— Your task —
Your task is to count the lines of the entries below that include the word "title" and to give only the resulting number.

— Input —
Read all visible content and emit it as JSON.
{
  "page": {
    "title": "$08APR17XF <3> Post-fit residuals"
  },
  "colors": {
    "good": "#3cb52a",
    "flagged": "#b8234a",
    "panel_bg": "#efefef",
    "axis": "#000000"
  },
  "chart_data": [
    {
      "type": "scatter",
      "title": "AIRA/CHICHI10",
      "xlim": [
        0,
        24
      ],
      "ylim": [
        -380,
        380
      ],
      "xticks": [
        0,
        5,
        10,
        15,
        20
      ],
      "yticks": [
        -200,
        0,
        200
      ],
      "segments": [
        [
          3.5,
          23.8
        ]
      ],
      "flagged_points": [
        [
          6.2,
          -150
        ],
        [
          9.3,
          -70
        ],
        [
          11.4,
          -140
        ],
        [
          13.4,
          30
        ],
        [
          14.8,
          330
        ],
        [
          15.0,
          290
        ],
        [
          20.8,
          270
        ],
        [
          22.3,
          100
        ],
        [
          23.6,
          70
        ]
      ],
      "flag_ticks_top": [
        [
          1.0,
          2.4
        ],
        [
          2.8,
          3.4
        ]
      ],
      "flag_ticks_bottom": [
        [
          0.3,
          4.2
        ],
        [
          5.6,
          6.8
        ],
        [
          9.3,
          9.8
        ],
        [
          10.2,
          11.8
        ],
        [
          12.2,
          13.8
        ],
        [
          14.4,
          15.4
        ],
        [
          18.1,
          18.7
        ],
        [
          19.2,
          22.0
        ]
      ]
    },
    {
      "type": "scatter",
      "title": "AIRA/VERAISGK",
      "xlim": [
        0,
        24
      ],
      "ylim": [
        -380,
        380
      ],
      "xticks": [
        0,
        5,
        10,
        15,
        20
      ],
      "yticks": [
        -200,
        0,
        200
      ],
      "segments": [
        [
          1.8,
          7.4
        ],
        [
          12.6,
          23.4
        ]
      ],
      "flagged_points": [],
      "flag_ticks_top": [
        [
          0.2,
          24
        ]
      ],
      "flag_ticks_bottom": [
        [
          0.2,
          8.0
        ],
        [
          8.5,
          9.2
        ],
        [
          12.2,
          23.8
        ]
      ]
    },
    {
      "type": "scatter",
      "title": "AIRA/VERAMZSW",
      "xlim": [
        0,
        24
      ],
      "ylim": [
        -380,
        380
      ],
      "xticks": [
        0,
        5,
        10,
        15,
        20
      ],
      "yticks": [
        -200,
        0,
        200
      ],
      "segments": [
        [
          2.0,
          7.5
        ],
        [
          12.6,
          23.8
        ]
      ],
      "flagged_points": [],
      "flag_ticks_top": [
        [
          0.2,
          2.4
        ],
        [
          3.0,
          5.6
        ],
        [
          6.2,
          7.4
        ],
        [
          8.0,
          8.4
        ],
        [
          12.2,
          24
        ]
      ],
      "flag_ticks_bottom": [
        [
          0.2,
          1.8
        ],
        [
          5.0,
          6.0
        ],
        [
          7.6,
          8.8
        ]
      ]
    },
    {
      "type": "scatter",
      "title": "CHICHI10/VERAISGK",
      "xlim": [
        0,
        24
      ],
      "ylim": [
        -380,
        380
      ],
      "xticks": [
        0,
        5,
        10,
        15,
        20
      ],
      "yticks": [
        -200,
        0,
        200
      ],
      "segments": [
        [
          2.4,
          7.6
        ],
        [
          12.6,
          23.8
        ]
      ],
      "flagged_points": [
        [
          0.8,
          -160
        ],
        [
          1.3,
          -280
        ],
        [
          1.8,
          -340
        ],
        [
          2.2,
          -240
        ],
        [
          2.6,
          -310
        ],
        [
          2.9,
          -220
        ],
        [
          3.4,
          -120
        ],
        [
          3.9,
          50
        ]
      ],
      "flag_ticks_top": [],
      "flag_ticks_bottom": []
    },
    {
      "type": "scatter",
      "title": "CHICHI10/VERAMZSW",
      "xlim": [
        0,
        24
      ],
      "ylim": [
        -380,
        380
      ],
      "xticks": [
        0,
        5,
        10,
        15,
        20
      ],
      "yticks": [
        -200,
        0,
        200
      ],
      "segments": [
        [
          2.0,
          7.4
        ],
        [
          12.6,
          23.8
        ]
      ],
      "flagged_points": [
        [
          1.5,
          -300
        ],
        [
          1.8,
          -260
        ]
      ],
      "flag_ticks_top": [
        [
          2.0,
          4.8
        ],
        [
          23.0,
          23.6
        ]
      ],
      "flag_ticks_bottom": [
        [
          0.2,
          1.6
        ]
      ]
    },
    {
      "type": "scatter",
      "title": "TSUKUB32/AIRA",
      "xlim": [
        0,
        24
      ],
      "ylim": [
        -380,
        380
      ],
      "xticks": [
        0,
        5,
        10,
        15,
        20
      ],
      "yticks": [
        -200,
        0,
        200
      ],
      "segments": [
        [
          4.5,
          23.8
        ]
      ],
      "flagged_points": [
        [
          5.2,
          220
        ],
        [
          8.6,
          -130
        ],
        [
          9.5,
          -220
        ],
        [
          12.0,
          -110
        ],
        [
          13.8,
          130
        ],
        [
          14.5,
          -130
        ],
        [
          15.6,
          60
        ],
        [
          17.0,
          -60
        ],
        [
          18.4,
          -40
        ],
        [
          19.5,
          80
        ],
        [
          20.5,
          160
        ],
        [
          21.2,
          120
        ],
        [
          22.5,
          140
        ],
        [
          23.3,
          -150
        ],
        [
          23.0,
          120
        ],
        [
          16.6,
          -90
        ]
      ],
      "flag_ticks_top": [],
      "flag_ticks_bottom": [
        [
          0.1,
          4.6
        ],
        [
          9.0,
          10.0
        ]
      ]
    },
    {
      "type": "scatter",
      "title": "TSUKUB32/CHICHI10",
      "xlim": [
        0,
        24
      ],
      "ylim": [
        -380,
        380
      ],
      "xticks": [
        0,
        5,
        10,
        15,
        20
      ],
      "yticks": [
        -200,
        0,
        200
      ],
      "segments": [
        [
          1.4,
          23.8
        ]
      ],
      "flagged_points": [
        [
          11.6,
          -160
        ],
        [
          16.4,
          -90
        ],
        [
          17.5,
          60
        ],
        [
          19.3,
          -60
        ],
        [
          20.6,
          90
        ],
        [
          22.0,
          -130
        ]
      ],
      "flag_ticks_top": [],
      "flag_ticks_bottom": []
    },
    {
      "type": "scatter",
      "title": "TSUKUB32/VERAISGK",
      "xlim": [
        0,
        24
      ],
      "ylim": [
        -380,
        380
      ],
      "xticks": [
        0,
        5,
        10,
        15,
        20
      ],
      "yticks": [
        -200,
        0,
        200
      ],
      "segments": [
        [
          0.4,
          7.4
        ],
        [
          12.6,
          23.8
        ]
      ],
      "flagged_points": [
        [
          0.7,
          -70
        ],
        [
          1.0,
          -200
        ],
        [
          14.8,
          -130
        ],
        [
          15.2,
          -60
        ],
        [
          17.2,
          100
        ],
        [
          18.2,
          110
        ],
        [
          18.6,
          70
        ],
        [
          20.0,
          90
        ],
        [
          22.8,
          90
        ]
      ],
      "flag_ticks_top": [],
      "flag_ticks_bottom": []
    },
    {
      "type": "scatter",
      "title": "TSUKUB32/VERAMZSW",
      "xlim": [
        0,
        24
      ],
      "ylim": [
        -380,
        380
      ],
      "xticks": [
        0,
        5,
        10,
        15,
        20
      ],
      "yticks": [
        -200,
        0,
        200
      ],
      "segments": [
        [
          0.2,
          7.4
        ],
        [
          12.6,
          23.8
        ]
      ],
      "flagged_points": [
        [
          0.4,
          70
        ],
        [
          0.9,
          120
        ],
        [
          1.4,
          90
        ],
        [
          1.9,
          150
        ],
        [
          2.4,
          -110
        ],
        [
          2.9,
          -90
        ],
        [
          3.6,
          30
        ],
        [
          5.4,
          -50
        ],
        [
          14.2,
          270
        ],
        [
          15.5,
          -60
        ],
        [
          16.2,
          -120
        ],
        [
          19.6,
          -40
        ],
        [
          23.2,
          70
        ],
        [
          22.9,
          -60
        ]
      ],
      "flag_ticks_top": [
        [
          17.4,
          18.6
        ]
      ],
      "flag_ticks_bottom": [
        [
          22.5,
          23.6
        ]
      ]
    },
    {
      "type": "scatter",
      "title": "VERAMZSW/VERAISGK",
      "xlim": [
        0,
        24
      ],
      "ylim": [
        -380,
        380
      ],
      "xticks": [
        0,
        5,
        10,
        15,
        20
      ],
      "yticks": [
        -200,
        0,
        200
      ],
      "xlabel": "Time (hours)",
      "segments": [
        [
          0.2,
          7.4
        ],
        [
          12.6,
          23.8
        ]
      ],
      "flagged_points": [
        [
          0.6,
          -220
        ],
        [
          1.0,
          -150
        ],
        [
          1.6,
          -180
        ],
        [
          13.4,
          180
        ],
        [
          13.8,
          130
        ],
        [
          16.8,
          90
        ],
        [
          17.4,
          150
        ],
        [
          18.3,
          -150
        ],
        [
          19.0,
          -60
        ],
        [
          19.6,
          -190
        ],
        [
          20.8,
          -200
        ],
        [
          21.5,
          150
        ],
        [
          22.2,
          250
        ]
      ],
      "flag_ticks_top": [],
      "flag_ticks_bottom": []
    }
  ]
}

— Final answer —
11